━━━━━ GIVEN RECORDS

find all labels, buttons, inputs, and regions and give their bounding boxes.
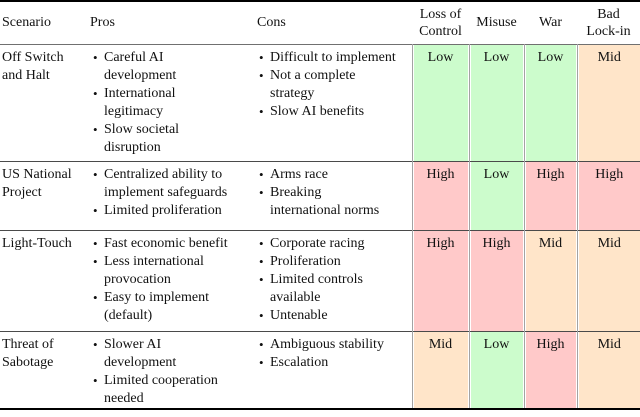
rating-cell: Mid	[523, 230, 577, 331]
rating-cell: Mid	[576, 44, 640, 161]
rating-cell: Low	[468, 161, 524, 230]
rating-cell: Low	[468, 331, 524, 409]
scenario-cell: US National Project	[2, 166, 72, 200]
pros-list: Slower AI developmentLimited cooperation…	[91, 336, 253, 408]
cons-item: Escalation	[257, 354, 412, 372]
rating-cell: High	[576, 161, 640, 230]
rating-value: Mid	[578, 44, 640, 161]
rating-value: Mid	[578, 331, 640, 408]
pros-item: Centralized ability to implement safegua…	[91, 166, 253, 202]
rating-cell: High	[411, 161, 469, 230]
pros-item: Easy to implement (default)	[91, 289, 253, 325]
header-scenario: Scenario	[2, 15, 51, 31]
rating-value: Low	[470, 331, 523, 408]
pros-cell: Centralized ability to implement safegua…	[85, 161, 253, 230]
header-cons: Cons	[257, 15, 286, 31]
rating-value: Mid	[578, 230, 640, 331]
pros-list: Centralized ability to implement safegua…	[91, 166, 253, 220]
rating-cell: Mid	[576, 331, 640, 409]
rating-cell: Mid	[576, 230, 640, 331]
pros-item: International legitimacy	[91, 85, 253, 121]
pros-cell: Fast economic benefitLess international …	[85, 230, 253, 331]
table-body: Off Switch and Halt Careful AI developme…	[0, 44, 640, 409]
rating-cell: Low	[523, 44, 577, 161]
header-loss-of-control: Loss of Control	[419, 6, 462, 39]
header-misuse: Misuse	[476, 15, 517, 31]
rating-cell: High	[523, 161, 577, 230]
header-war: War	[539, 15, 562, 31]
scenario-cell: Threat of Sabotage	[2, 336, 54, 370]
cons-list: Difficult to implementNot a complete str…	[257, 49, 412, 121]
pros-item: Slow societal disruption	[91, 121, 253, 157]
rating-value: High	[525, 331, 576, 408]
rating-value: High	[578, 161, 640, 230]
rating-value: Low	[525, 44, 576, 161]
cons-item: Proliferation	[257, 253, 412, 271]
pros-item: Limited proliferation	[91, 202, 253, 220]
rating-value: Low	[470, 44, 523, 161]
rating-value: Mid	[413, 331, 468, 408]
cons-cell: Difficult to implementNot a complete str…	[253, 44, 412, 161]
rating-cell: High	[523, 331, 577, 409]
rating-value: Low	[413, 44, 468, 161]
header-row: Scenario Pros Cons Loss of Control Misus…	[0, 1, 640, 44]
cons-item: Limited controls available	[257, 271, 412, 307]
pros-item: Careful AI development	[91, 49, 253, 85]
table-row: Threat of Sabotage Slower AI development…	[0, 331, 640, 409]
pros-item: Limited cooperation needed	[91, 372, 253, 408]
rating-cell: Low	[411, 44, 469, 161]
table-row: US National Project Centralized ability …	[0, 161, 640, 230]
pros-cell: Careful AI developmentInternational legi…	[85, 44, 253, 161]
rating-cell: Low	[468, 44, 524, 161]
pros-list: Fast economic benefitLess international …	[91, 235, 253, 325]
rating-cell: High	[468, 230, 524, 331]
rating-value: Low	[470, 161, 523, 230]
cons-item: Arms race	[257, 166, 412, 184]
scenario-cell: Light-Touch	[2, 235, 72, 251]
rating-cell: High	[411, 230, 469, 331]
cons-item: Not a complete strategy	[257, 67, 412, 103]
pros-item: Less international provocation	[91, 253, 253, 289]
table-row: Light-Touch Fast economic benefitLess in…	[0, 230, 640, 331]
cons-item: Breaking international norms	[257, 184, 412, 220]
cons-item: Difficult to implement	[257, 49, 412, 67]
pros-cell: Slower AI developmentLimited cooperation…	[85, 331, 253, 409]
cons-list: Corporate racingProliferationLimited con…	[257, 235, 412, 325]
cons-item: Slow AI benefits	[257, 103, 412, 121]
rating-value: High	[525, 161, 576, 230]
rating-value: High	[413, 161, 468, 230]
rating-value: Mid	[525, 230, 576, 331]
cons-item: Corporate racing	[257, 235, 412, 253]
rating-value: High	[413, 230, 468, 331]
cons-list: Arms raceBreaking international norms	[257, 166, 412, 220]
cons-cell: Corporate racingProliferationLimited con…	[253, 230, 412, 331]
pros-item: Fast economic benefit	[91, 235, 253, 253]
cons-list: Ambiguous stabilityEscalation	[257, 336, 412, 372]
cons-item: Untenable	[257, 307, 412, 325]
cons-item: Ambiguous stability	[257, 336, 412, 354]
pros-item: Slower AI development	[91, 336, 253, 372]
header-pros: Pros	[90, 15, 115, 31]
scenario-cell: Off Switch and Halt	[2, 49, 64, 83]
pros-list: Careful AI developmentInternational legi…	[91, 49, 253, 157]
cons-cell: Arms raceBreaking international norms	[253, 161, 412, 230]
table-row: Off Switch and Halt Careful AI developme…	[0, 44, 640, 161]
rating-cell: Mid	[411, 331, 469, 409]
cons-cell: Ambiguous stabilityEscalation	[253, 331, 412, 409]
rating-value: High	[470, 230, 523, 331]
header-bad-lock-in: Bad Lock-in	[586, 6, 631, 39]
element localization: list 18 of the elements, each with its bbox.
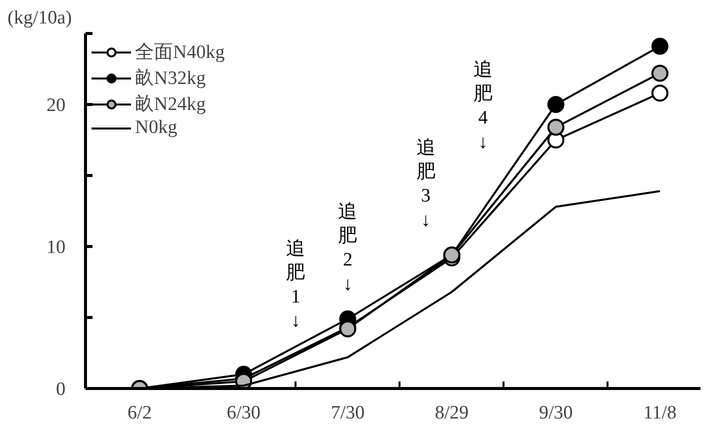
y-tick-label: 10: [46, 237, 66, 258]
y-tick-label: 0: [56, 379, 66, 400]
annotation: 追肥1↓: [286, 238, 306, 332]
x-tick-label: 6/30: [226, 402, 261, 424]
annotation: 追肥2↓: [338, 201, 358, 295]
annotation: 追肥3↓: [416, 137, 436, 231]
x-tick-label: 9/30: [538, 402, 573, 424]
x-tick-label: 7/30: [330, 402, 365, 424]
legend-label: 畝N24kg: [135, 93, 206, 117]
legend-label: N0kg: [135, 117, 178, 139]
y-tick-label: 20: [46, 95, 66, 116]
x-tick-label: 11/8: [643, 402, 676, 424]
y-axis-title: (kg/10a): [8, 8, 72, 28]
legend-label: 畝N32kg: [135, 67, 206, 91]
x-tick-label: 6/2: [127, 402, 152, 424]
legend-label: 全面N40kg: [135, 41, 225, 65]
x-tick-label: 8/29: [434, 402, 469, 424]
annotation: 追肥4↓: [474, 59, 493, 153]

━━━━━━━━━━
━━━━━ GIVEN RECORDS

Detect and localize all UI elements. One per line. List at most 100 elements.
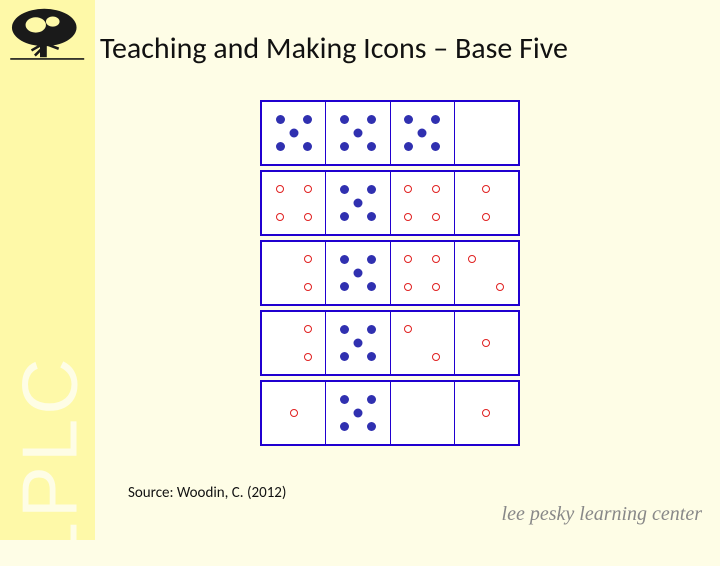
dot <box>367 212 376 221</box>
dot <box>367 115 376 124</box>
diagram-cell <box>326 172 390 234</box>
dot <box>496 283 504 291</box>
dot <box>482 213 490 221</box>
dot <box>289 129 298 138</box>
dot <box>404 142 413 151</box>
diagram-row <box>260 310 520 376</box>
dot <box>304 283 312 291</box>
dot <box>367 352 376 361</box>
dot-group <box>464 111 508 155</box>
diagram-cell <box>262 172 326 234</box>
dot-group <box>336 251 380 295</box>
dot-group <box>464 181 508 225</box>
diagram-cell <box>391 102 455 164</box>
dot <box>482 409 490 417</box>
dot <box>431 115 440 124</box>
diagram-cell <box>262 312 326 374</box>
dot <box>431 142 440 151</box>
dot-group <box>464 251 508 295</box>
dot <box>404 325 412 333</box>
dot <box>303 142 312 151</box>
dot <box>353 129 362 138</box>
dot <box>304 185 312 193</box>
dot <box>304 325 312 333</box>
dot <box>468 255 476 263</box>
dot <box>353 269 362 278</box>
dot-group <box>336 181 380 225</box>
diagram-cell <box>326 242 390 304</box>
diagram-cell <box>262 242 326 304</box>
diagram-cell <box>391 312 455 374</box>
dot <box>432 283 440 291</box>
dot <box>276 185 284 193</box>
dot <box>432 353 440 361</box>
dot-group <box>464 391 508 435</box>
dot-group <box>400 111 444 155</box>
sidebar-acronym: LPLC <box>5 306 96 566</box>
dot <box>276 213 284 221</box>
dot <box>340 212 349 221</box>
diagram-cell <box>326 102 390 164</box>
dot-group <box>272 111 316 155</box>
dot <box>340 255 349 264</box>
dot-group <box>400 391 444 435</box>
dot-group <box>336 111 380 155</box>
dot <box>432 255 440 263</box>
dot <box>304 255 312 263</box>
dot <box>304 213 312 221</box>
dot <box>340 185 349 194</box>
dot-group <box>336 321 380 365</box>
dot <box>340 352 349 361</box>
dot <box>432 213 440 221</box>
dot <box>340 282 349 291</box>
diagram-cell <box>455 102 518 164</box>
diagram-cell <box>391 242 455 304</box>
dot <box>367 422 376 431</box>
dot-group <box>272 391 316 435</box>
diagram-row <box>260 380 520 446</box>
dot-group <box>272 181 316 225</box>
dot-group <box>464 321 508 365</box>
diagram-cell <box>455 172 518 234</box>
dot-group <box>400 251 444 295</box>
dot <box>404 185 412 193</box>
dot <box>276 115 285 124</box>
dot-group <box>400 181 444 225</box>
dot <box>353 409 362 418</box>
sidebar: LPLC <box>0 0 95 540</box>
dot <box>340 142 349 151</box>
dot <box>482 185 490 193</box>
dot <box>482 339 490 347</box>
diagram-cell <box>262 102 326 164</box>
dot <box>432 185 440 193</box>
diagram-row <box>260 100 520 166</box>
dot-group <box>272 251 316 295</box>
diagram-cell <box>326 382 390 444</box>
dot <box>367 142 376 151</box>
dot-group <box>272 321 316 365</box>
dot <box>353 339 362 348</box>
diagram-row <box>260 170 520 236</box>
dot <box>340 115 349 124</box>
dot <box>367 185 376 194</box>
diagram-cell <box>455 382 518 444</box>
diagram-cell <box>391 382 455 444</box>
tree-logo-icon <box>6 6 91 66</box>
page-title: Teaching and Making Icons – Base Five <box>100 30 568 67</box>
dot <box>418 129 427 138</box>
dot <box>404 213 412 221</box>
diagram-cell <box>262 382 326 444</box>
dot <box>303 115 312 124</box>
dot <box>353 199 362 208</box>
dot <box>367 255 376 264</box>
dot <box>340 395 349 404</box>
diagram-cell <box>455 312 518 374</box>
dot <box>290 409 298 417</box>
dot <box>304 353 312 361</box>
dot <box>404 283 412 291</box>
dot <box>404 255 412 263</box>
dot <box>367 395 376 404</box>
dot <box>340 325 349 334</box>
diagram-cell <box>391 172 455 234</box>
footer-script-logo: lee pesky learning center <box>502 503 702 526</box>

━━━━━━━━━━

Rewrite the lines from the line with "dot <box>367 212 376 221</box>" to the line with "dot <box>404 325 412 333</box>", changing "diagram-cell" to "grid-cell" and leaving everything else as it is.

* FINISHED ANSWER:
dot <box>367 212 376 221</box>
dot <box>367 115 376 124</box>
grid-cell <box>326 172 390 234</box>
dot <box>496 283 504 291</box>
dot <box>482 213 490 221</box>
dot <box>289 129 298 138</box>
dot <box>404 142 413 151</box>
diagram-row <box>260 310 520 376</box>
dot <box>304 283 312 291</box>
dot <box>367 352 376 361</box>
dot-group <box>464 111 508 155</box>
grid-cell <box>262 172 326 234</box>
dot-group <box>336 251 380 295</box>
dot-group <box>464 181 508 225</box>
grid-cell <box>391 102 455 164</box>
dot <box>482 409 490 417</box>
dot <box>431 115 440 124</box>
grid-cell <box>262 312 326 374</box>
dot <box>431 142 440 151</box>
dot-group <box>464 251 508 295</box>
dot <box>404 325 412 333</box>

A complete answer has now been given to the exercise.